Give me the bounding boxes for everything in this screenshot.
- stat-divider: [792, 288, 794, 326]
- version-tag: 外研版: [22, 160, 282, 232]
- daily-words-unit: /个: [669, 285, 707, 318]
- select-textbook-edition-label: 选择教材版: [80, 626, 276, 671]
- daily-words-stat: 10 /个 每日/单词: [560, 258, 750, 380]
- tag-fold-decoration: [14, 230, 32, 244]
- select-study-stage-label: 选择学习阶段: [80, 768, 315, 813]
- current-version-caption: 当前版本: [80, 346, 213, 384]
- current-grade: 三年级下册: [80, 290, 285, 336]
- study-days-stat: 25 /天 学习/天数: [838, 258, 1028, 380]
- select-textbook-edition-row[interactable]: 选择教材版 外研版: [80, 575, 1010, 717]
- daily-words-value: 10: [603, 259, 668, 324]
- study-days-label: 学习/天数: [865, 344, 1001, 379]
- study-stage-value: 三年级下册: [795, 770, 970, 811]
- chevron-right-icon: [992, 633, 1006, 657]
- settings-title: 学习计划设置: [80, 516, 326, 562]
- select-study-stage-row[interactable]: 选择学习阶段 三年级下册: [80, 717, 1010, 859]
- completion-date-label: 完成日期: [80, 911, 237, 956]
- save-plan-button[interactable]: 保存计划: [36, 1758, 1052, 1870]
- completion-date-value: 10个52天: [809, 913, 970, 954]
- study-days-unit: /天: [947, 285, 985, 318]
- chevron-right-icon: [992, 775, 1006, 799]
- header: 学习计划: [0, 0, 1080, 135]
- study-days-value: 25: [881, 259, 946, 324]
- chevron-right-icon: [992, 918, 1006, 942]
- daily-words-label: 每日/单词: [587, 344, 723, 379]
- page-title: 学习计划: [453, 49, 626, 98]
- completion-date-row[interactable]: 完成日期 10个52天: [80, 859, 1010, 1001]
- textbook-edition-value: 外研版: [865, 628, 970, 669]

_____

◆ **Goal of the exercise**
Copy out every line of the listing above, word for word and in the same order, changing nothing.

◆ **Result**
Give me the bounding boxes for everything in this screenshot.
- stat-divider: [792, 288, 794, 326]
- version-tag: 外研版: [22, 160, 282, 232]
- daily-words-unit: /个: [669, 285, 707, 318]
- select-textbook-edition-label: 选择教材版: [80, 626, 276, 671]
- daily-words-stat: 10 /个 每日/单词: [560, 258, 750, 380]
- tag-fold-decoration: [14, 230, 32, 244]
- select-study-stage-label: 选择学习阶段: [80, 768, 315, 813]
- current-version-caption: 当前版本: [80, 346, 213, 384]
- current-grade: 三年级下册: [80, 290, 285, 336]
- study-days-stat: 25 /天 学习/天数: [838, 258, 1028, 380]
- select-textbook-edition-row[interactable]: 选择教材版 外研版: [80, 575, 1010, 717]
- daily-words-value: 10: [603, 259, 668, 324]
- study-days-label: 学习/天数: [865, 344, 1001, 379]
- study-stage-value: 三年级下册: [795, 770, 970, 811]
- chevron-right-icon: [992, 633, 1006, 657]
- settings-title: 学习计划设置: [80, 516, 326, 562]
- select-study-stage-row[interactable]: 选择学习阶段 三年级下册: [80, 717, 1010, 859]
- completion-date-label: 完成日期: [80, 911, 237, 956]
- save-plan-button[interactable]: 保存计划: [36, 1758, 1052, 1870]
- completion-date-value: 10个52天: [809, 913, 970, 954]
- study-days-unit: /天: [947, 285, 985, 318]
- chevron-right-icon: [992, 775, 1006, 799]
- header: 学习计划: [0, 0, 1080, 135]
- study-days-value: 25: [881, 259, 946, 324]
- chevron-right-icon: [992, 918, 1006, 942]
- daily-words-label: 每日/单词: [587, 344, 723, 379]
- page-title: 学习计划: [453, 49, 626, 98]
- completion-date-row[interactable]: 完成日期 10个52天: [80, 859, 1010, 1001]
- textbook-edition-value: 外研版: [865, 628, 970, 669]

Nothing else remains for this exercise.